Recorded data

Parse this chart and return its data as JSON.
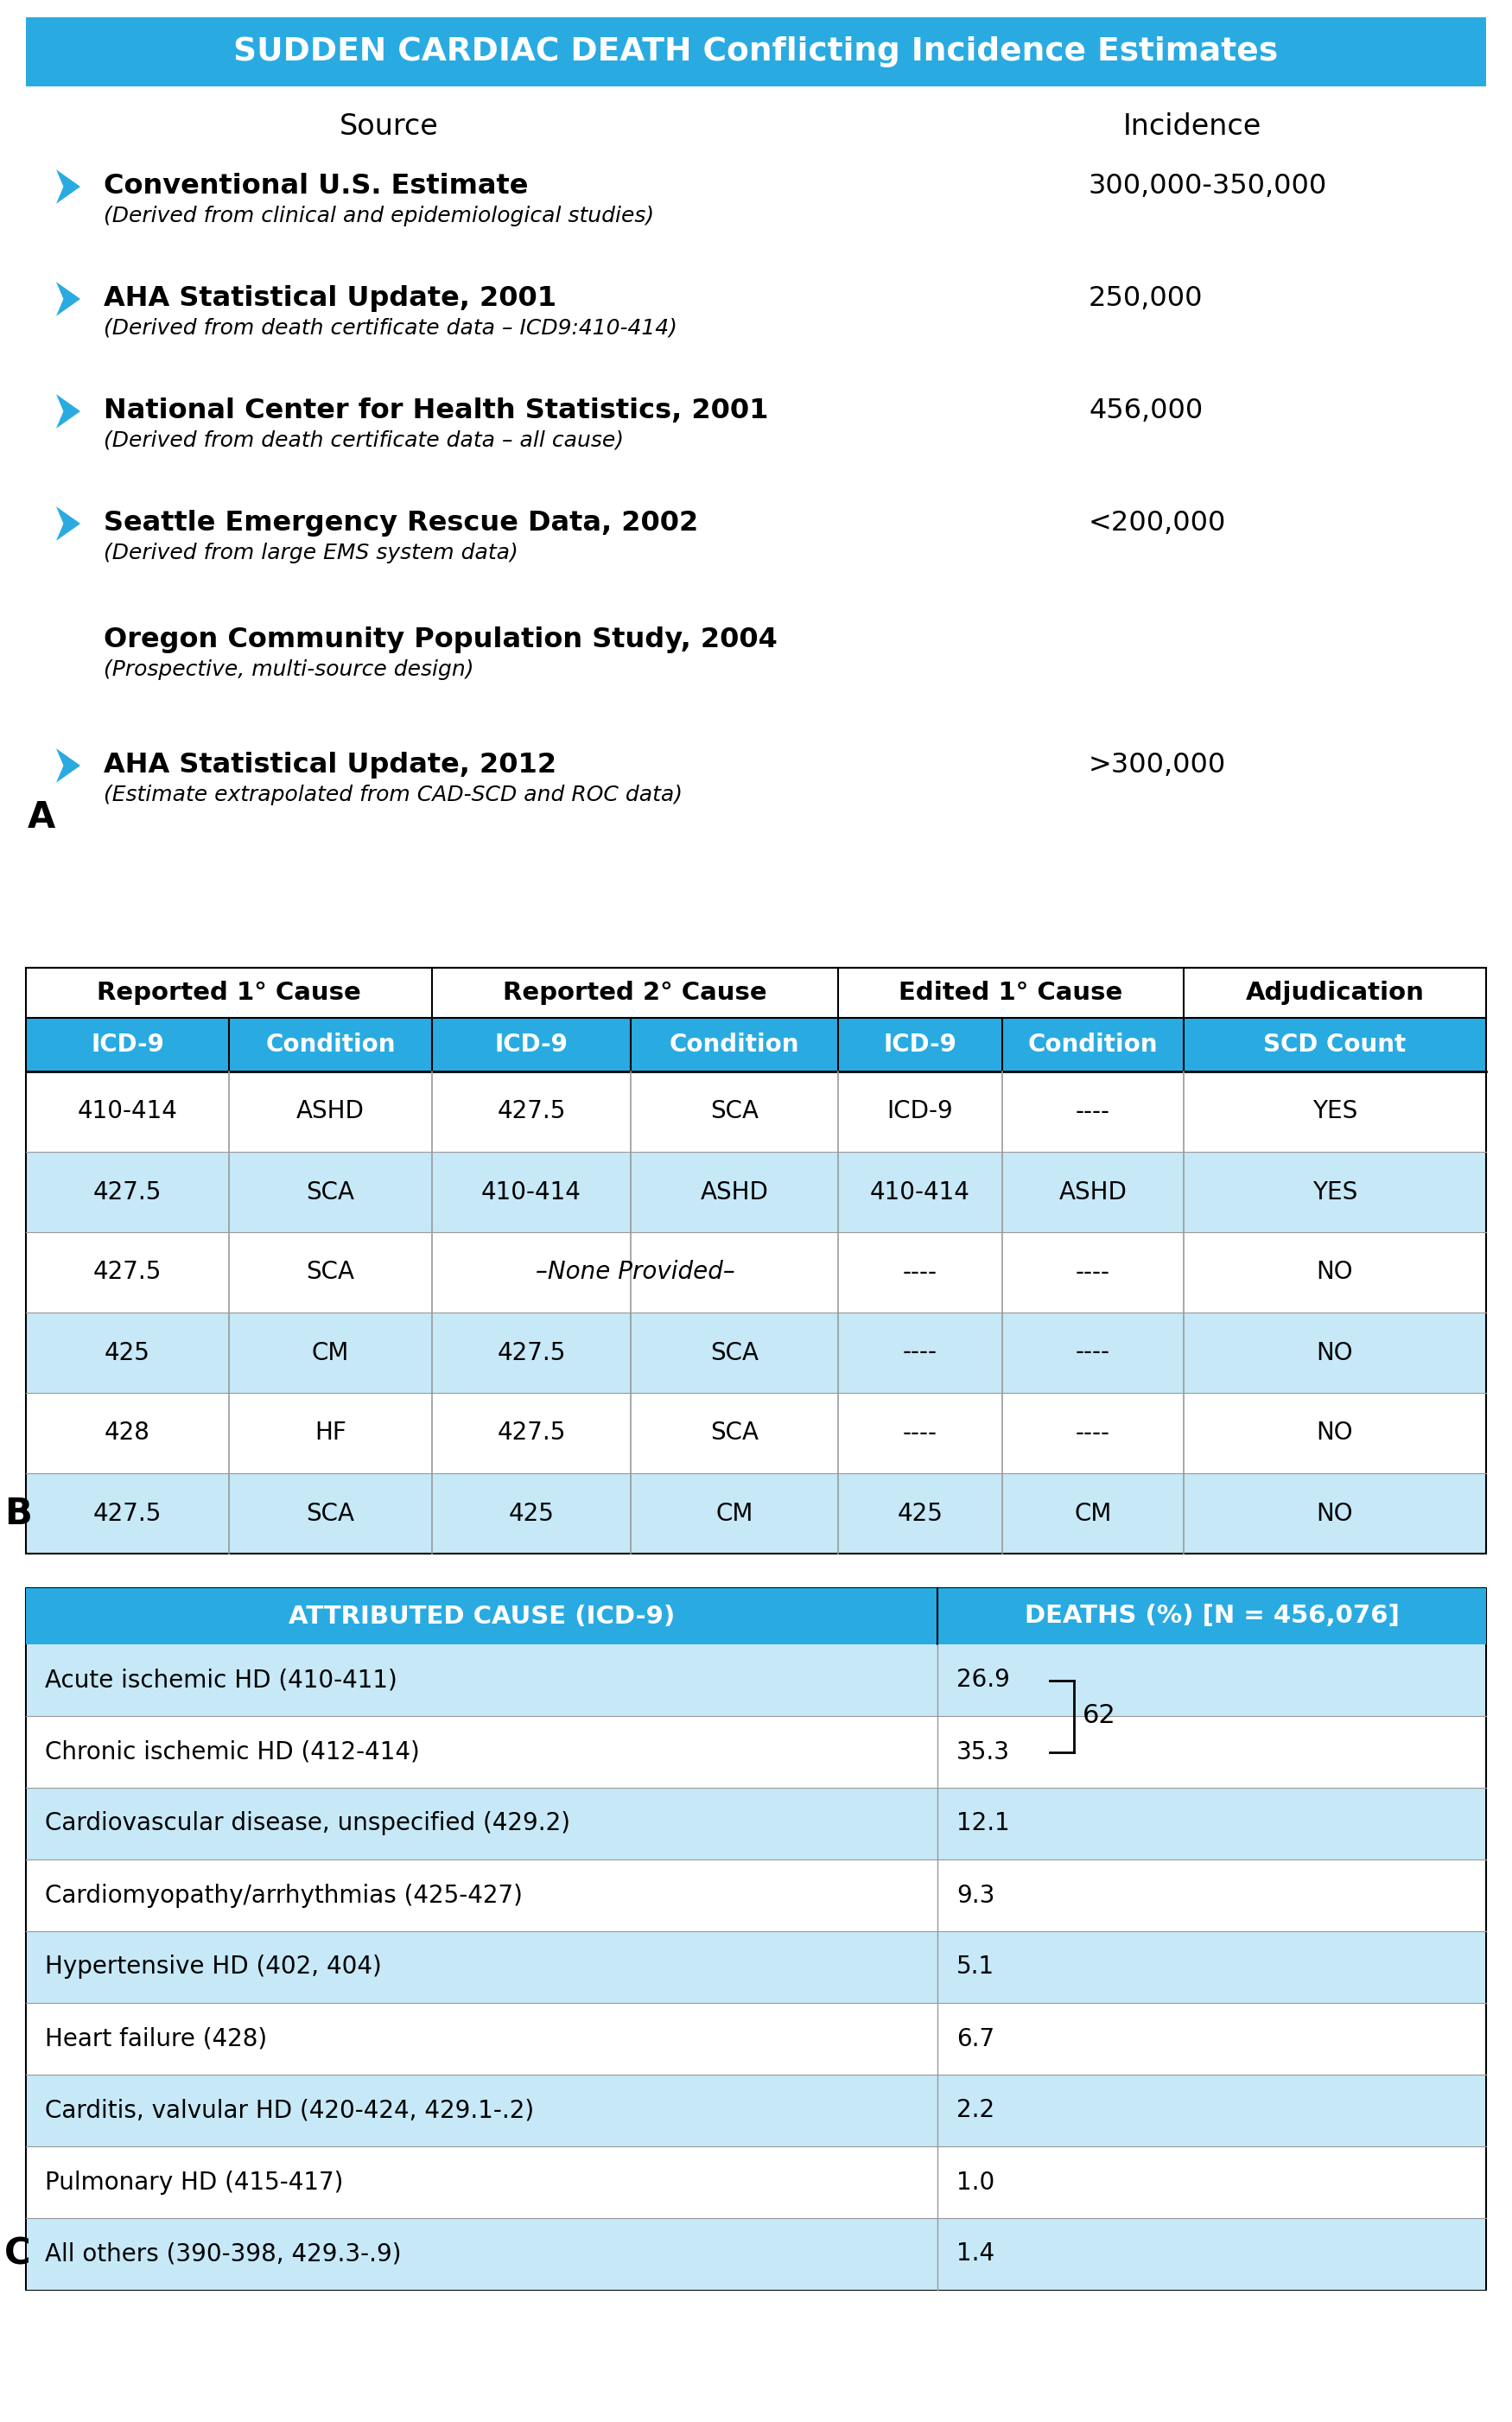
{
  "title": "SUDDEN CARDIAC DEATH Conflicting Incidence Estimates",
  "title_bg": "#29ABE2",
  "title_color": "white",
  "arrow_color": "#29ABE2",
  "section_A": {
    "col_headers": [
      "Source",
      "Incidence"
    ],
    "rows": [
      {
        "has_arrow": true,
        "source_main": "Conventional U.S. Estimate",
        "source_sub": "(Derived from clinical and epidemiological studies)",
        "incidence": "300,000-350,000"
      },
      {
        "has_arrow": true,
        "source_main": "AHA Statistical Update, 2001",
        "source_sub": "(Derived from death certificate data – ICD9:410-414)",
        "incidence": "250,000"
      },
      {
        "has_arrow": true,
        "source_main": "National Center for Health Statistics, 2001",
        "source_sub": "(Derived from death certificate data – all cause)",
        "incidence": "456,000"
      },
      {
        "has_arrow": true,
        "source_main": "Seattle Emergency Rescue Data, 2002",
        "source_sub": "(Derived from large EMS system data)",
        "incidence": "<200,000"
      },
      {
        "has_arrow": false,
        "source_main": "Oregon Community Population Study, 2004",
        "source_sub": "(Prospective, multi-source design)",
        "incidence": ""
      },
      {
        "has_arrow": true,
        "source_main": "AHA Statistical Update, 2012",
        "source_sub": "(Estimate extrapolated from CAD-SCD and ROC data)",
        "incidence": ">300,000"
      }
    ]
  },
  "section_B": {
    "group_headers": [
      "Reported 1° Cause",
      "Reported 2° Cause",
      "Edited 1° Cause",
      "Adjudication"
    ],
    "col_headers": [
      "ICD-9",
      "Condition",
      "ICD-9",
      "Condition",
      "ICD-9",
      "Condition",
      "SCD Count"
    ],
    "header_bg": "#29ABE2",
    "header_color": "white",
    "alt_row_bg": "#C6E8F7",
    "rows": [
      [
        "410-414",
        "ASHD",
        "427.5",
        "SCA",
        "ICD-9",
        "----",
        "YES"
      ],
      [
        "427.5",
        "SCA",
        "410-414",
        "ASHD",
        "410-414",
        "ASHD",
        "YES"
      ],
      [
        "427.5",
        "SCA",
        "–None Provided–",
        "",
        "----",
        "----",
        "NO"
      ],
      [
        "425",
        "CM",
        "427.5",
        "SCA",
        "----",
        "----",
        "NO"
      ],
      [
        "428",
        "HF",
        "427.5",
        "SCA",
        "----",
        "----",
        "NO"
      ],
      [
        "427.5",
        "SCA",
        "425",
        "CM",
        "425",
        "CM",
        "NO"
      ]
    ]
  },
  "section_C": {
    "header": [
      "ATTRIBUTED CAUSE (ICD-9)",
      "DEATHS (%) [N = 456,076]"
    ],
    "header_bg": "#29ABE2",
    "header_color": "white",
    "alt_row_bg": "#C6E8F7",
    "rows": [
      [
        "Acute ischemic HD (410-411)",
        "26.9"
      ],
      [
        "Chronic ischemic HD (412-414)",
        "35.3"
      ],
      [
        "Cardiovascular disease, unspecified (429.2)",
        "12.1"
      ],
      [
        "Cardiomyopathy/arrhythmias (425-427)",
        "9.3"
      ],
      [
        "Hypertensive HD (402, 404)",
        "5.1"
      ],
      [
        "Heart failure (428)",
        "6.7"
      ],
      [
        "Carditis, valvular HD (420-424, 429.1-.2)",
        "2.2"
      ],
      [
        "Pulmonary HD (415-417)",
        "1.0"
      ],
      [
        "All others (390-398, 429.3-.9)",
        "1.4"
      ]
    ],
    "brace_label": "62"
  }
}
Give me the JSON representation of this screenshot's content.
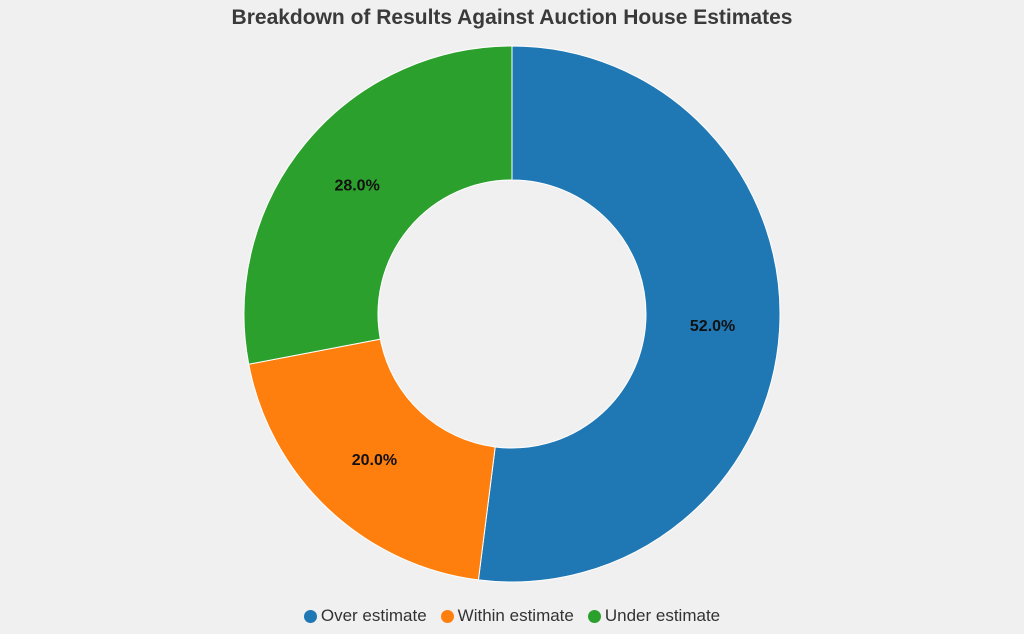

### EXERCISE OBJECTIVE
Reproduce the records above exactly, leaving out every picture they contain.

### SOLUTION BELOW
Parse this chart and return its data as JSON.
{
  "title": "SUDDEN CARDIAC DEATH Conflicting Incidence Estimates",
  "title_bg": "#29ABE2",
  "title_color": "white",
  "arrow_color": "#29ABE2",
  "section_A": {
    "col_headers": [
      "Source",
      "Incidence"
    ],
    "rows": [
      {
        "has_arrow": true,
        "source_main": "Conventional U.S. Estimate",
        "source_sub": "(Derived from clinical and epidemiological studies)",
        "incidence": "300,000-350,000"
      },
      {
        "has_arrow": true,
        "source_main": "AHA Statistical Update, 2001",
        "source_sub": "(Derived from death certificate data – ICD9:410-414)",
        "incidence": "250,000"
      },
      {
        "has_arrow": true,
        "source_main": "National Center for Health Statistics, 2001",
        "source_sub": "(Derived from death certificate data – all cause)",
        "incidence": "456,000"
      },
      {
        "has_arrow": true,
        "source_main": "Seattle Emergency Rescue Data, 2002",
        "source_sub": "(Derived from large EMS system data)",
        "incidence": "<200,000"
      },
      {
        "has_arrow": false,
        "source_main": "Oregon Community Population Study, 2004",
        "source_sub": "(Prospective, multi-source design)",
        "incidence": ""
      },
      {
        "has_arrow": true,
        "source_main": "AHA Statistical Update, 2012",
        "source_sub": "(Estimate extrapolated from CAD-SCD and ROC data)",
        "incidence": ">300,000"
      }
    ]
  },
  "section_B": {
    "group_headers": [
      "Reported 1° Cause",
      "Reported 2° Cause",
      "Edited 1° Cause",
      "Adjudication"
    ],
    "col_headers": [
      "ICD-9",
      "Condition",
      "ICD-9",
      "Condition",
      "ICD-9",
      "Condition",
      "SCD Count"
    ],
    "header_bg": "#29ABE2",
    "header_color": "white",
    "alt_row_bg": "#C6E8F7",
    "rows": [
      [
        "410-414",
        "ASHD",
        "427.5",
        "SCA",
        "ICD-9",
        "----",
        "YES"
      ],
      [
        "427.5",
        "SCA",
        "410-414",
        "ASHD",
        "410-414",
        "ASHD",
        "YES"
      ],
      [
        "427.5",
        "SCA",
        "–None Provided–",
        "",
        "----",
        "----",
        "NO"
      ],
      [
        "425",
        "CM",
        "427.5",
        "SCA",
        "----",
        "----",
        "NO"
      ],
      [
        "428",
        "HF",
        "427.5",
        "SCA",
        "----",
        "----",
        "NO"
      ],
      [
        "427.5",
        "SCA",
        "425",
        "CM",
        "425",
        "CM",
        "NO"
      ]
    ]
  },
  "section_C": {
    "header": [
      "ATTRIBUTED CAUSE (ICD-9)",
      "DEATHS (%) [N = 456,076]"
    ],
    "header_bg": "#29ABE2",
    "header_color": "white",
    "alt_row_bg": "#C6E8F7",
    "rows": [
      [
        "Acute ischemic HD (410-411)",
        "26.9"
      ],
      [
        "Chronic ischemic HD (412-414)",
        "35.3"
      ],
      [
        "Cardiovascular disease, unspecified (429.2)",
        "12.1"
      ],
      [
        "Cardiomyopathy/arrhythmias (425-427)",
        "9.3"
      ],
      [
        "Hypertensive HD (402, 404)",
        "5.1"
      ],
      [
        "Heart failure (428)",
        "6.7"
      ],
      [
        "Carditis, valvular HD (420-424, 429.1-.2)",
        "2.2"
      ],
      [
        "Pulmonary HD (415-417)",
        "1.0"
      ],
      [
        "All others (390-398, 429.3-.9)",
        "1.4"
      ]
    ],
    "brace_label": "62"
  }
}
Give me the JSON representation of this screenshot's content.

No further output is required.